▶ _Dataset excerpts_:
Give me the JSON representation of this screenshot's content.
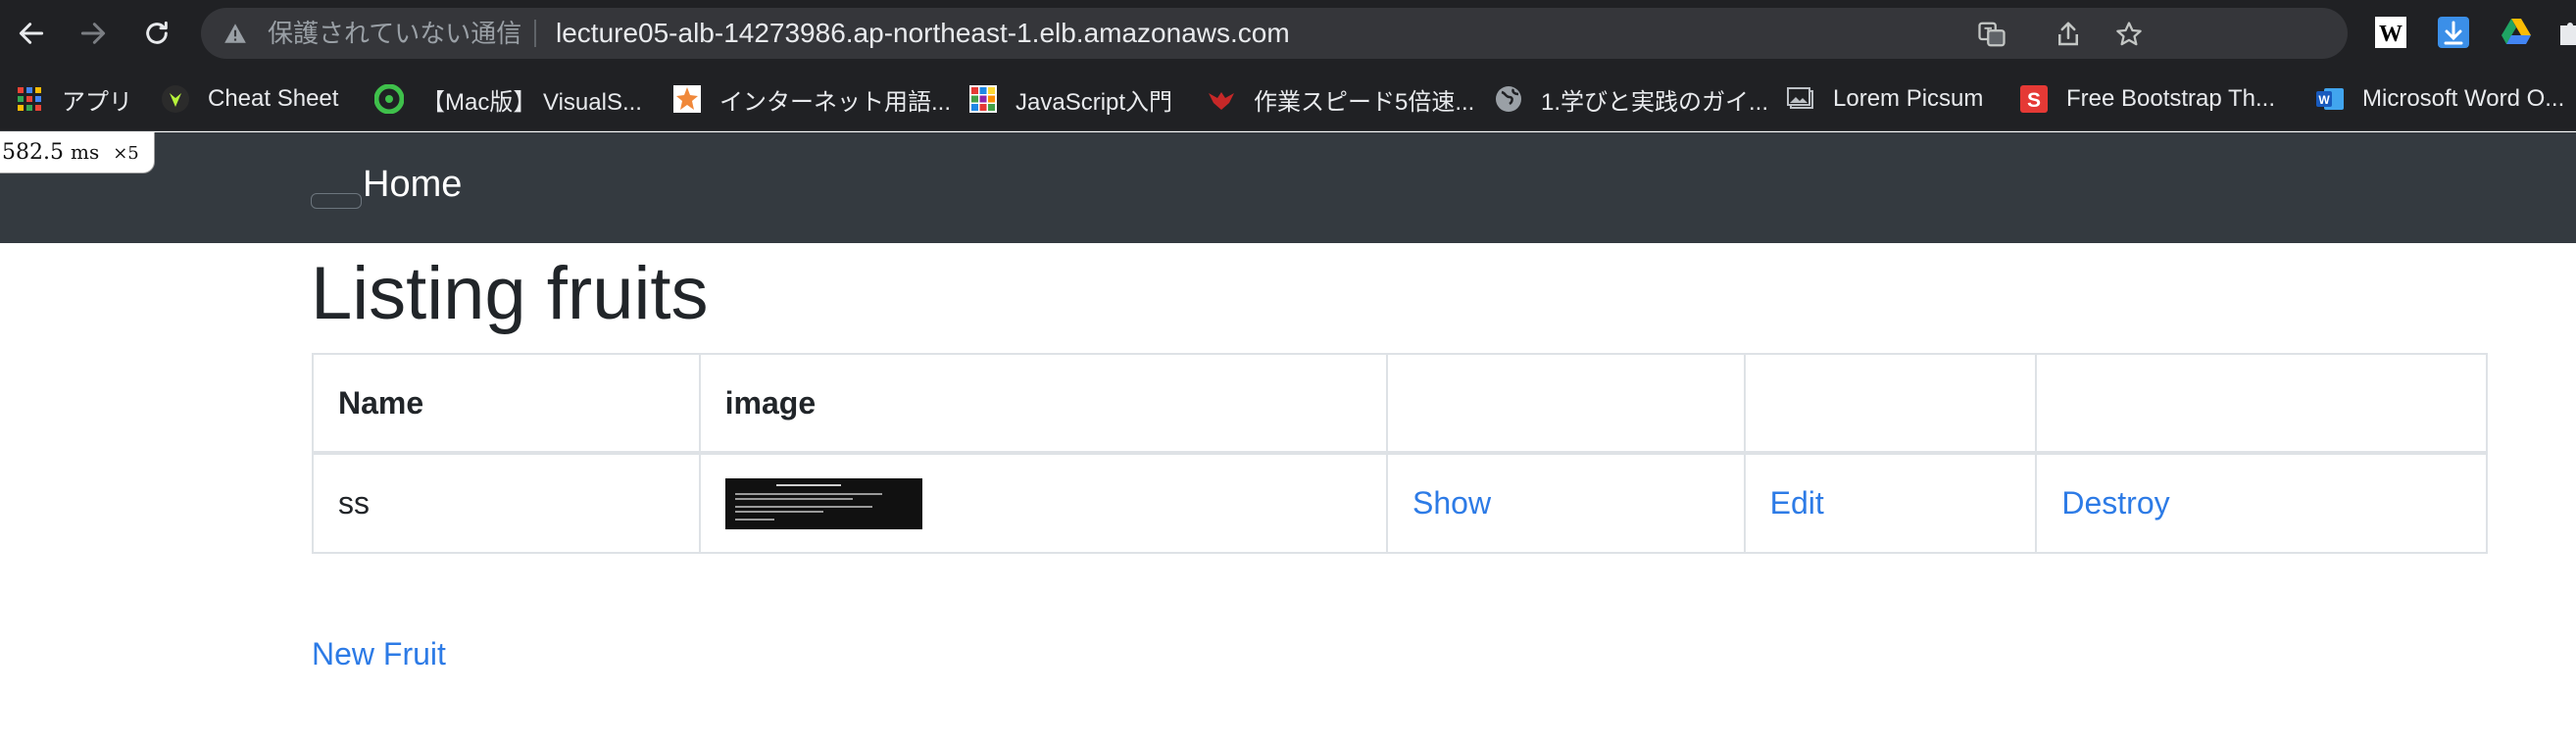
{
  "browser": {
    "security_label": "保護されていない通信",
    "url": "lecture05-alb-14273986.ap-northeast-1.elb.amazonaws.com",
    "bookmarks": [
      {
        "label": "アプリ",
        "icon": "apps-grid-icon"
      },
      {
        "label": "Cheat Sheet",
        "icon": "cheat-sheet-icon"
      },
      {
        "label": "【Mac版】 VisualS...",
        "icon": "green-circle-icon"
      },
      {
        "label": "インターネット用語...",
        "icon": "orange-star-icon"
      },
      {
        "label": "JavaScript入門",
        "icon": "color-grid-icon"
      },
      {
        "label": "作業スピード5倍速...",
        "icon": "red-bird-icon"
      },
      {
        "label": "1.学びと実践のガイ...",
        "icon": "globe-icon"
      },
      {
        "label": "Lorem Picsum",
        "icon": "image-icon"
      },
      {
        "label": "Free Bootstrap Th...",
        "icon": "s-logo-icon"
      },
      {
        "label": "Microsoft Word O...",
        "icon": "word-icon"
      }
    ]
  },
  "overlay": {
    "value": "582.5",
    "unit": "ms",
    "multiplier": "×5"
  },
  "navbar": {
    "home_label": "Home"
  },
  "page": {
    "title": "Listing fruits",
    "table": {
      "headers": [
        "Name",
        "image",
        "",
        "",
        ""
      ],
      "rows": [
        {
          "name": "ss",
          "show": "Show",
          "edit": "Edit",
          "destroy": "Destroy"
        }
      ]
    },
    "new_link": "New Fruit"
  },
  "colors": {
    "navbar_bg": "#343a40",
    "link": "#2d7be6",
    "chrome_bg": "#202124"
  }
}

▶ _Instruction_:
Scan the material and collect every line that contains "grid".

▶ _Task result_:
        "icon": "apps-grid-icon"
        "icon": "color-grid-icon"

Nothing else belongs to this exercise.